[Data entries]

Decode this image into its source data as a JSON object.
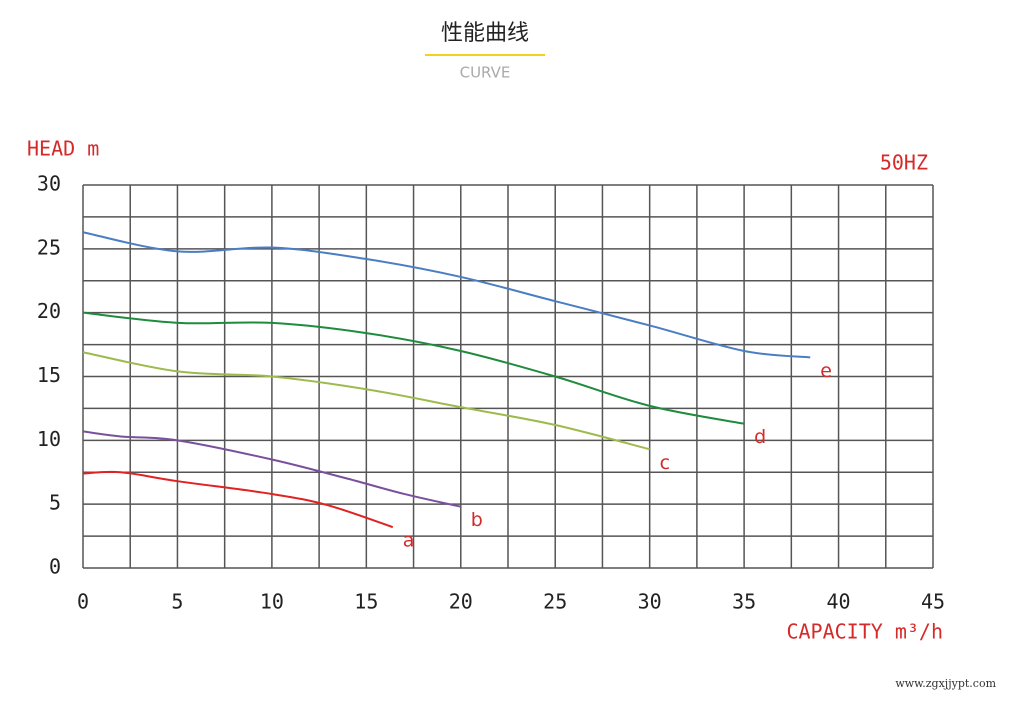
{
  "chart_data": {
    "type": "line",
    "title": "性能曲线",
    "subtitle": "CURVE",
    "y_label": "HEAD m",
    "x_label": "CAPACITY m³/h",
    "annotation": "50HZ",
    "xlim": [
      0,
      45
    ],
    "xticks": [
      0,
      5,
      10,
      15,
      20,
      25,
      30,
      35,
      40,
      45
    ],
    "ylim": [
      0,
      30
    ],
    "yticks": [
      0,
      5,
      10,
      15,
      20,
      25,
      30
    ],
    "grid": true,
    "minor_grid": true,
    "series": [
      {
        "name": "a",
        "color": "#e02222",
        "x": [
          0,
          2,
          5,
          10,
          13,
          16.4
        ],
        "values": [
          7.4,
          7.5,
          6.8,
          5.8,
          4.9,
          3.2
        ]
      },
      {
        "name": "b",
        "color": "#7a509c",
        "x": [
          0,
          2,
          5,
          10,
          14,
          17,
          20
        ],
        "values": [
          10.7,
          10.3,
          10,
          8.5,
          7,
          5.8,
          4.8
        ]
      },
      {
        "name": "c",
        "color": "#9cbb4c",
        "x": [
          0,
          5,
          10,
          15,
          20,
          25,
          30
        ],
        "values": [
          16.9,
          15.4,
          15,
          14,
          12.6,
          11.2,
          9.3
        ]
      },
      {
        "name": "d",
        "color": "#1e8c3c",
        "x": [
          0,
          5,
          10,
          15,
          20,
          25,
          30,
          35
        ],
        "values": [
          20,
          19.2,
          19.2,
          18.4,
          17,
          15,
          12.7,
          11.3
        ]
      },
      {
        "name": "e",
        "color": "#4a7ec2",
        "x": [
          0,
          5,
          10,
          15,
          20,
          25,
          30,
          35,
          38.5
        ],
        "values": [
          26.3,
          24.8,
          25.1,
          24.2,
          22.8,
          20.9,
          19,
          17,
          16.5
        ]
      }
    ]
  },
  "watermark": "www.zgxjjypt.com"
}
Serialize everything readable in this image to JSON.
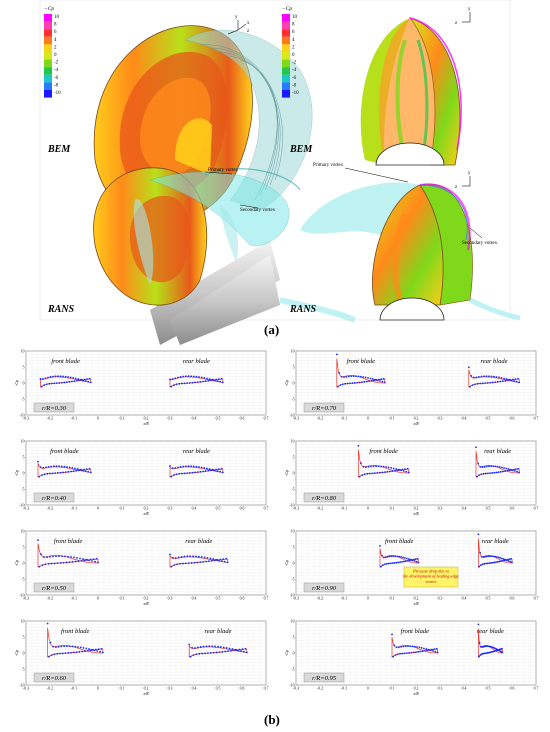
{
  "figure_a": {
    "caption": "(a)",
    "legend_title": "−Cp",
    "legend_ticks": [
      "10",
      "8",
      "6",
      "4",
      "2",
      "0",
      "-2",
      "-4",
      "-6",
      "-8",
      "-10"
    ],
    "legend_colors": [
      "#ff00ff",
      "#ff3fb0",
      "#ff2f2f",
      "#ff7a1a",
      "#ffd21a",
      "#d8e81a",
      "#7fd81a",
      "#22c84a",
      "#1ac8c8",
      "#2a7aff",
      "#1a1aff"
    ],
    "panels": [
      {
        "label": "BEM",
        "annotations": []
      },
      {
        "label": "BEM",
        "annotations": []
      },
      {
        "label": "RANS",
        "annotations": [
          "Primary vortex",
          "Secondary vortex"
        ]
      },
      {
        "label": "RANS",
        "annotations": [
          "Primary vortex",
          "Secondary vortex"
        ]
      }
    ],
    "axis_letters": [
      "y",
      "x",
      "z"
    ]
  },
  "figure_b": {
    "caption": "(b)",
    "ylabel": "-Cp",
    "xlabel": "x/R",
    "yticks": [
      "10",
      "5",
      "0",
      "-5",
      "-10"
    ],
    "xticks": [
      "-0.3",
      "-0.2",
      "-0.1",
      "0",
      "0.1",
      "0.2",
      "0.3",
      "0.4",
      "0.5",
      "0.6",
      "0.7"
    ],
    "blade_labels": {
      "front": "front blade",
      "rear": "rear blade"
    },
    "annotation": "Pressure drop due to the development of leading-edge vortex",
    "colors": {
      "line": "#e8332a",
      "points": "#1a2aff"
    }
  },
  "chart_data": [
    {
      "type": "line",
      "radius": "r/R=0.30",
      "xlim": [
        -0.3,
        0.7
      ],
      "ylim": [
        -10,
        10
      ],
      "series": [
        {
          "blade": "front",
          "x_le": -0.24,
          "x_te": -0.03,
          "peak": 1.0
        },
        {
          "blade": "rear",
          "x_le": 0.3,
          "x_te": 0.52,
          "peak": 0.8
        }
      ]
    },
    {
      "type": "line",
      "radius": "r/R=0.40",
      "xlim": [
        -0.3,
        0.7
      ],
      "ylim": [
        -10,
        10
      ],
      "series": [
        {
          "blade": "front",
          "x_le": -0.25,
          "x_te": -0.03,
          "peak": 3.5
        },
        {
          "blade": "rear",
          "x_le": 0.3,
          "x_te": 0.52,
          "peak": 2.0
        }
      ]
    },
    {
      "type": "line",
      "radius": "r/R=0.50",
      "xlim": [
        -0.3,
        0.7
      ],
      "ylim": [
        -10,
        10
      ],
      "series": [
        {
          "blade": "front",
          "x_le": -0.25,
          "x_te": 0.0,
          "peak": 7.5
        },
        {
          "blade": "rear",
          "x_le": 0.3,
          "x_te": 0.54,
          "peak": 2.5
        }
      ]
    },
    {
      "type": "line",
      "radius": "r/R=0.60",
      "xlim": [
        -0.3,
        0.7
      ],
      "ylim": [
        -10,
        10
      ],
      "series": [
        {
          "blade": "front",
          "x_le": -0.21,
          "x_te": 0.02,
          "peak": 9.8
        },
        {
          "blade": "rear",
          "x_le": 0.38,
          "x_te": 0.62,
          "peak": 2.5
        }
      ]
    },
    {
      "type": "line",
      "radius": "r/R=0.70",
      "xlim": [
        -0.3,
        0.7
      ],
      "ylim": [
        -10,
        10
      ],
      "series": [
        {
          "blade": "front",
          "x_le": -0.13,
          "x_te": 0.07,
          "peak": 9.5
        },
        {
          "blade": "rear",
          "x_le": 0.42,
          "x_te": 0.63,
          "peak": 5.0
        }
      ]
    },
    {
      "type": "line",
      "radius": "r/R=0.80",
      "xlim": [
        -0.3,
        0.7
      ],
      "ylim": [
        -10,
        10
      ],
      "series": [
        {
          "blade": "front",
          "x_le": -0.04,
          "x_te": 0.17,
          "peak": 9.0
        },
        {
          "blade": "rear",
          "x_le": 0.45,
          "x_te": 0.63,
          "peak": 8.5
        }
      ]
    },
    {
      "type": "line",
      "radius": "r/R=0.90",
      "xlim": [
        -0.3,
        0.7
      ],
      "ylim": [
        -10,
        10
      ],
      "series": [
        {
          "blade": "front",
          "x_le": 0.05,
          "x_te": 0.21,
          "peak": 5.5
        },
        {
          "blade": "rear",
          "x_le": 0.46,
          "x_te": 0.6,
          "peak": 9.5
        }
      ]
    },
    {
      "type": "line",
      "radius": "r/R=0.95",
      "xlim": [
        -0.3,
        0.7
      ],
      "ylim": [
        -10,
        10
      ],
      "series": [
        {
          "blade": "front",
          "x_le": 0.1,
          "x_te": 0.29,
          "peak": 6.0
        },
        {
          "blade": "rear",
          "x_le": 0.46,
          "x_te": 0.56,
          "peak": 9.5
        }
      ]
    }
  ]
}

Short task » Reproduce all of the material exactly, apart from the pictures.

Response to this task »
Decode this image into its source data as a JSON object.
{
  "chart_data": {
    "type": "line",
    "title": "性能曲线",
    "subtitle": "CURVE",
    "y_label": "HEAD m",
    "x_label": "CAPACITY m³/h",
    "annotation": "50HZ",
    "xlim": [
      0,
      45
    ],
    "xticks": [
      0,
      5,
      10,
      15,
      20,
      25,
      30,
      35,
      40,
      45
    ],
    "ylim": [
      0,
      30
    ],
    "yticks": [
      0,
      5,
      10,
      15,
      20,
      25,
      30
    ],
    "grid": true,
    "minor_grid": true,
    "series": [
      {
        "name": "a",
        "color": "#e02222",
        "x": [
          0,
          2,
          5,
          10,
          13,
          16.4
        ],
        "values": [
          7.4,
          7.5,
          6.8,
          5.8,
          4.9,
          3.2
        ]
      },
      {
        "name": "b",
        "color": "#7a509c",
        "x": [
          0,
          2,
          5,
          10,
          14,
          17,
          20
        ],
        "values": [
          10.7,
          10.3,
          10,
          8.5,
          7,
          5.8,
          4.8
        ]
      },
      {
        "name": "c",
        "color": "#9cbb4c",
        "x": [
          0,
          5,
          10,
          15,
          20,
          25,
          30
        ],
        "values": [
          16.9,
          15.4,
          15,
          14,
          12.6,
          11.2,
          9.3
        ]
      },
      {
        "name": "d",
        "color": "#1e8c3c",
        "x": [
          0,
          5,
          10,
          15,
          20,
          25,
          30,
          35
        ],
        "values": [
          20,
          19.2,
          19.2,
          18.4,
          17,
          15,
          12.7,
          11.3
        ]
      },
      {
        "name": "e",
        "color": "#4a7ec2",
        "x": [
          0,
          5,
          10,
          15,
          20,
          25,
          30,
          35,
          38.5
        ],
        "values": [
          26.3,
          24.8,
          25.1,
          24.2,
          22.8,
          20.9,
          19,
          17,
          16.5
        ]
      }
    ]
  },
  "watermark": "www.zgxjjypt.com"
}
Serialize everything readable in this image to JSON.
{
  "figure_a": {
    "caption": "(a)",
    "legend_title": "−Cp",
    "legend_ticks": [
      "10",
      "8",
      "6",
      "4",
      "2",
      "0",
      "-2",
      "-4",
      "-6",
      "-8",
      "-10"
    ],
    "legend_colors": [
      "#ff00ff",
      "#ff3fb0",
      "#ff2f2f",
      "#ff7a1a",
      "#ffd21a",
      "#d8e81a",
      "#7fd81a",
      "#22c84a",
      "#1ac8c8",
      "#2a7aff",
      "#1a1aff"
    ],
    "panels": [
      {
        "label": "BEM",
        "annotations": []
      },
      {
        "label": "BEM",
        "annotations": []
      },
      {
        "label": "RANS",
        "annotations": [
          "Primary vortex",
          "Secondary vortex"
        ]
      },
      {
        "label": "RANS",
        "annotations": [
          "Primary vortex",
          "Secondary vortex"
        ]
      }
    ],
    "axis_letters": [
      "y",
      "x",
      "z"
    ]
  },
  "figure_b": {
    "caption": "(b)",
    "ylabel": "-Cp",
    "xlabel": "x/R",
    "yticks": [
      "10",
      "5",
      "0",
      "-5",
      "-10"
    ],
    "xticks": [
      "-0.3",
      "-0.2",
      "-0.1",
      "0",
      "0.1",
      "0.2",
      "0.3",
      "0.4",
      "0.5",
      "0.6",
      "0.7"
    ],
    "blade_labels": {
      "front": "front blade",
      "rear": "rear blade"
    },
    "annotation": "Pressure drop due to the development of leading-edge vortex",
    "colors": {
      "line": "#e8332a",
      "points": "#1a2aff"
    }
  },
  "chart_data": [
    {
      "type": "line",
      "radius": "r/R=0.30",
      "xlim": [
        -0.3,
        0.7
      ],
      "ylim": [
        -10,
        10
      ],
      "series": [
        {
          "blade": "front",
          "x_le": -0.24,
          "x_te": -0.03,
          "peak": 1.0
        },
        {
          "blade": "rear",
          "x_le": 0.3,
          "x_te": 0.52,
          "peak": 0.8
        }
      ]
    },
    {
      "type": "line",
      "radius": "r/R=0.40",
      "xlim": [
        -0.3,
        0.7
      ],
      "ylim": [
        -10,
        10
      ],
      "series": [
        {
          "blade": "front",
          "x_le": -0.25,
          "x_te": -0.03,
          "peak": 3.5
        },
        {
          "blade": "rear",
          "x_le": 0.3,
          "x_te": 0.52,
          "peak": 2.0
        }
      ]
    },
    {
      "type": "line",
      "radius": "r/R=0.50",
      "xlim": [
        -0.3,
        0.7
      ],
      "ylim": [
        -10,
        10
      ],
      "series": [
        {
          "blade": "front",
          "x_le": -0.25,
          "x_te": 0.0,
          "peak": 7.5
        },
        {
          "blade": "rear",
          "x_le": 0.3,
          "x_te": 0.54,
          "peak": 2.5
        }
      ]
    },
    {
      "type": "line",
      "radius": "r/R=0.60",
      "xlim": [
        -0.3,
        0.7
      ],
      "ylim": [
        -10,
        10
      ],
      "series": [
        {
          "blade": "front",
          "x_le": -0.21,
          "x_te": 0.02,
          "peak": 9.8
        },
        {
          "blade": "rear",
          "x_le": 0.38,
          "x_te": 0.62,
          "peak": 2.5
        }
      ]
    },
    {
      "type": "line",
      "radius": "r/R=0.70",
      "xlim": [
        -0.3,
        0.7
      ],
      "ylim": [
        -10,
        10
      ],
      "series": [
        {
          "blade": "front",
          "x_le": -0.13,
          "x_te": 0.07,
          "peak": 9.5
        },
        {
          "blade": "rear",
          "x_le": 0.42,
          "x_te": 0.63,
          "peak": 5.0
        }
      ]
    },
    {
      "type": "line",
      "radius": "r/R=0.80",
      "xlim": [
        -0.3,
        0.7
      ],
      "ylim": [
        -10,
        10
      ],
      "series": [
        {
          "blade": "front",
          "x_le": -0.04,
          "x_te": 0.17,
          "peak": 9.0
        },
        {
          "blade": "rear",
          "x_le": 0.45,
          "x_te": 0.63,
          "peak": 8.5
        }
      ]
    },
    {
      "type": "line",
      "radius": "r/R=0.90",
      "xlim": [
        -0.3,
        0.7
      ],
      "ylim": [
        -10,
        10
      ],
      "series": [
        {
          "blade": "front",
          "x_le": 0.05,
          "x_te": 0.21,
          "peak": 5.5
        },
        {
          "blade": "rear",
          "x_le": 0.46,
          "x_te": 0.6,
          "peak": 9.5
        }
      ]
    },
    {
      "type": "line",
      "radius": "r/R=0.95",
      "xlim": [
        -0.3,
        0.7
      ],
      "ylim": [
        -10,
        10
      ],
      "series": [
        {
          "blade": "front",
          "x_le": 0.1,
          "x_te": 0.29,
          "peak": 6.0
        },
        {
          "blade": "rear",
          "x_le": 0.46,
          "x_te": 0.56,
          "peak": 9.5
        }
      ]
    }
  ]
}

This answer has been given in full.